Aim: The listing below must be repeated word for word, with its images excluded.

Extracted entries:
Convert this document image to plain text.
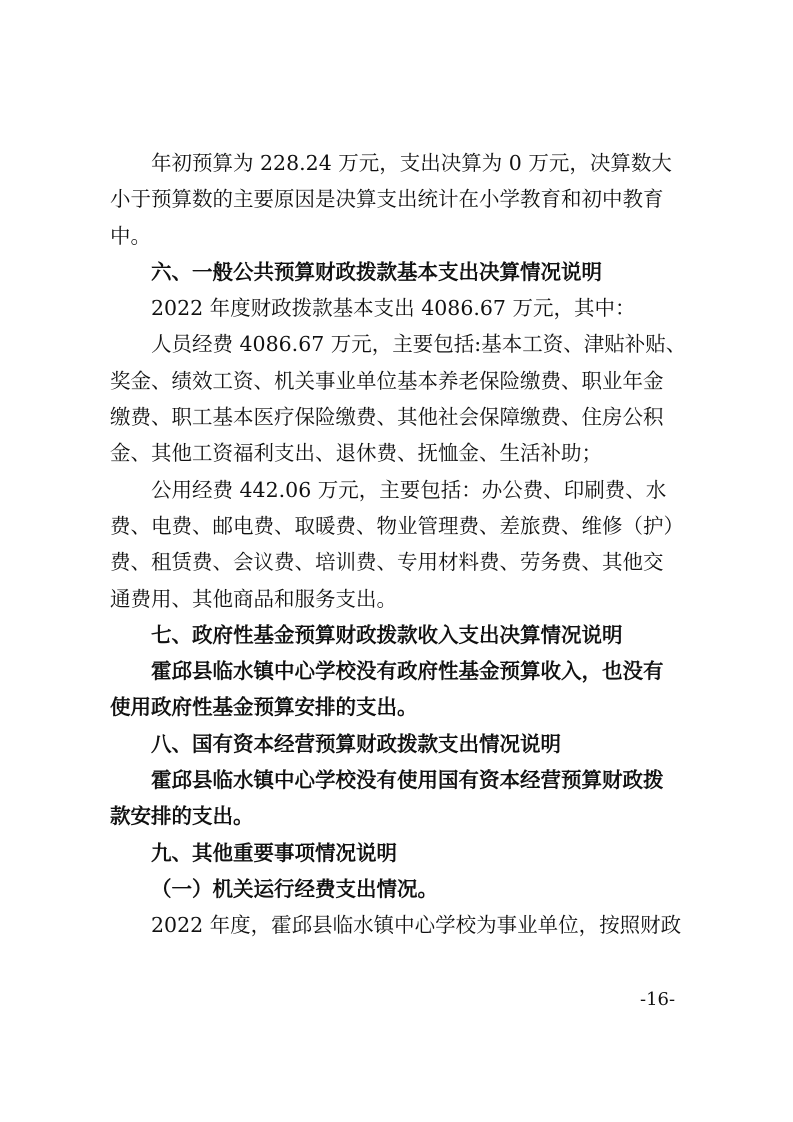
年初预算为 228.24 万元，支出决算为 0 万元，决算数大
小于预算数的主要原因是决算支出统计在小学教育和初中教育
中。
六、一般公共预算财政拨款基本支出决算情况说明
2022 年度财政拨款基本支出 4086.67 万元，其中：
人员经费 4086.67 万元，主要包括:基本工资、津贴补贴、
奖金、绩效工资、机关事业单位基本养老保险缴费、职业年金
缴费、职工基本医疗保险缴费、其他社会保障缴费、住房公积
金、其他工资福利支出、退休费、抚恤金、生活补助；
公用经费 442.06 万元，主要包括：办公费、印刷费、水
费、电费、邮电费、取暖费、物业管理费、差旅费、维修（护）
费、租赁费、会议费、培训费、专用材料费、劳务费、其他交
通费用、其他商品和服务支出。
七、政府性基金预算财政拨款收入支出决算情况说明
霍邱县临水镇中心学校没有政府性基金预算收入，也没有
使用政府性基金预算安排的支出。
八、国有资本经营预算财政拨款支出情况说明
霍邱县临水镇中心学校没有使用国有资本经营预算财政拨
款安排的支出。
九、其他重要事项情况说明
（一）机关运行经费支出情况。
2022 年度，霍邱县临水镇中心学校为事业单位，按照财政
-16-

Solution for this problem:
Convert this document image to plain text.
年初预算为 228.24 万元，支出决算为 0 万元，决算数大
小于预算数的主要原因是决算支出统计在小学教育和初中教育
中。
六、一般公共预算财政拨款基本支出决算情况说明
2022 年度财政拨款基本支出 4086.67 万元，其中：
人员经费 4086.67 万元，主要包括:基本工资、津贴补贴、
奖金、绩效工资、机关事业单位基本养老保险缴费、职业年金
缴费、职工基本医疗保险缴费、其他社会保障缴费、住房公积
金、其他工资福利支出、退休费、抚恤金、生活补助；
公用经费 442.06 万元，主要包括：办公费、印刷费、水
费、电费、邮电费、取暖费、物业管理费、差旅费、维修（护）
费、租赁费、会议费、培训费、专用材料费、劳务费、其他交
通费用、其他商品和服务支出。
七、政府性基金预算财政拨款收入支出决算情况说明
霍邱县临水镇中心学校没有政府性基金预算收入，也没有
使用政府性基金预算安排的支出。
八、国有资本经营预算财政拨款支出情况说明
霍邱县临水镇中心学校没有使用国有资本经营预算财政拨
款安排的支出。
九、其他重要事项情况说明
（一）机关运行经费支出情况。
2022 年度，霍邱县临水镇中心学校为事业单位，按照财政
-16-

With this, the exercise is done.